## EXERCISE TASK
Search the listing for the string "text" and copy every line that contains it.

☆ ☆ ☆ ☆

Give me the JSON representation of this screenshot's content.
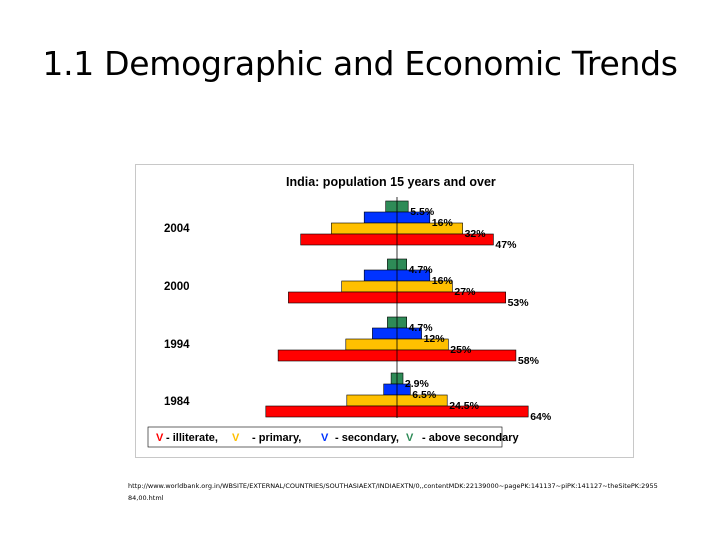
{
  "slide": {
    "title": "1.1 Demographic and Economic Trends",
    "source_url": "http://www.worldbank.org.in/WBSITE/EXTERNAL/COUNTRIES/SOUTHASIAEXT/INDIAEXTN/0,,contentMDK:22139000~pagePK:141137~piPK:141127~theSitePK:295584,00.html"
  },
  "colors": {
    "illiterate": "#ff0000",
    "primary": "#ffc000",
    "secondary": "#0033ff",
    "above_secondary": "#2e8b57",
    "panel_background": "#ffffff",
    "legend_background": "#ffffff"
  },
  "chart_data": {
    "type": "bar",
    "title": "India: population 15 years and over",
    "categories": [
      "2004",
      "2000",
      "1994",
      "1984"
    ],
    "series": [
      {
        "key": "above_secondary",
        "values": [
          5.5,
          4.7,
          4.7,
          2.9
        ],
        "labels": [
          "5.5%",
          "4.7%",
          "4.7%",
          "2.9%"
        ]
      },
      {
        "key": "secondary",
        "values": [
          16,
          16,
          12,
          6.5
        ],
        "labels": [
          "16%",
          "16%",
          "12%",
          "6.5%"
        ]
      },
      {
        "key": "primary",
        "values": [
          32,
          27,
          25,
          24.5
        ],
        "labels": [
          "32%",
          "27%",
          "25%",
          "24.5%"
        ]
      },
      {
        "key": "illiterate",
        "values": [
          47,
          53,
          58,
          64
        ],
        "labels": [
          "47%",
          "53%",
          "58%",
          "64%"
        ]
      }
    ],
    "legend": [
      {
        "key": "illiterate",
        "symbol": "V",
        "text": "- illiterate,"
      },
      {
        "key": "primary",
        "symbol": "V",
        "text": "- primary,"
      },
      {
        "key": "secondary",
        "symbol": "V",
        "text": "- secondary,"
      },
      {
        "key": "above_secondary",
        "symbol": "V",
        "text": "- above secondary"
      }
    ],
    "legend_position": "bottom",
    "xlim": [
      0,
      64
    ],
    "grid": false
  }
}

☆ ☆ ☆ ☆

## WRITTEN ANSWER
        "text": "- illiterate,"
        "text": "- primary,"
        "text": "- secondary,"
        "text": "- above secondary"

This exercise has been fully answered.